What is the number of lines in the entries that include the word "name"? Respond with the number only.

------ Stored rows

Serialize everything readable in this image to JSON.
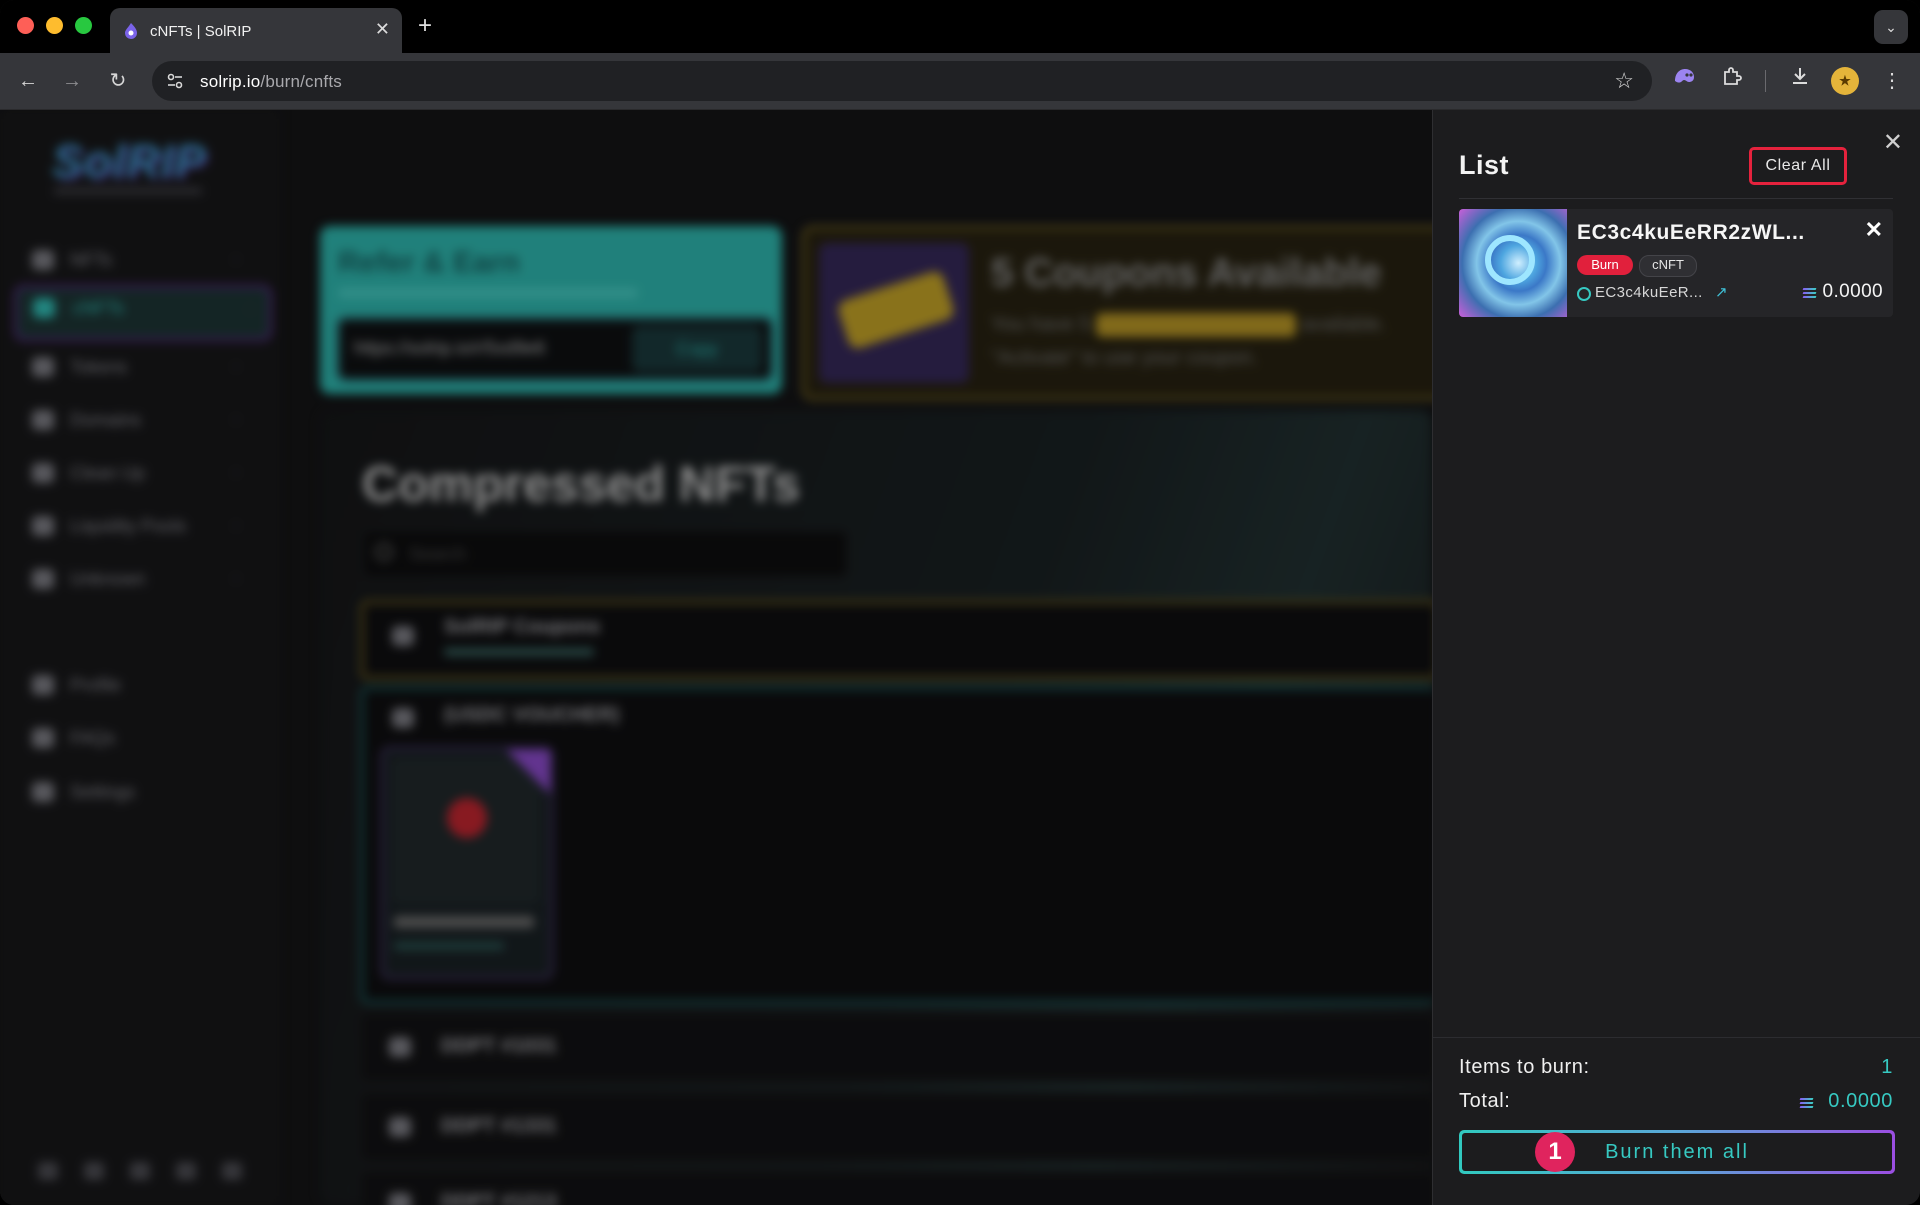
{
  "browser": {
    "tab_title": "cNFTs | SolRIP",
    "close_tab": "✕",
    "new_tab": "+",
    "url_host": "solrip.io",
    "url_path": "/burn/cnfts"
  },
  "page": {
    "logo": "SolRIP",
    "sidebar": {
      "items": [
        {
          "label": "NFTs"
        },
        {
          "label": "cNFTs"
        },
        {
          "label": "Tokens"
        },
        {
          "label": "Domains"
        },
        {
          "label": "Clean Up"
        },
        {
          "label": "Liquidity Pools"
        },
        {
          "label": "Unknown"
        }
      ],
      "bottom_items": [
        {
          "label": "Profile"
        },
        {
          "label": "FAQs"
        },
        {
          "label": "Settings"
        }
      ]
    },
    "refer": {
      "title": "Refer & Earn",
      "link": "https://solrip.io/r/5xd9e6",
      "copy_label": "Copy"
    },
    "coupons": {
      "title": "5 Coupons Available",
      "line1_pre": "You have 5",
      "line1_post": "available.",
      "line2": "\"Activate\" to use your coupon."
    },
    "heading": "Compressed NFTs",
    "search_placeholder": "Search",
    "collections": [
      {
        "name": "SolRIP Coupons"
      },
      {
        "name": "(USDC VOUCHER)"
      },
      {
        "name": "DDPT #1031"
      },
      {
        "name": "DDPT #1331"
      },
      {
        "name": "DDPT #1213"
      }
    ]
  },
  "panel": {
    "title": "List",
    "clear_all": "Clear All",
    "items": [
      {
        "name": "EC3c4kuEeRR2zWL...",
        "badge_burn": "Burn",
        "badge_type": "cNFT",
        "address": "EC3c4kuEeR...",
        "value": "0.0000"
      }
    ],
    "items_to_burn_label": "Items to burn:",
    "items_to_burn_value": "1",
    "total_label": "Total:",
    "total_value": "0.0000",
    "burn_button": "Burn them all",
    "step_marker": "1"
  }
}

------------

(Answer to this task):
6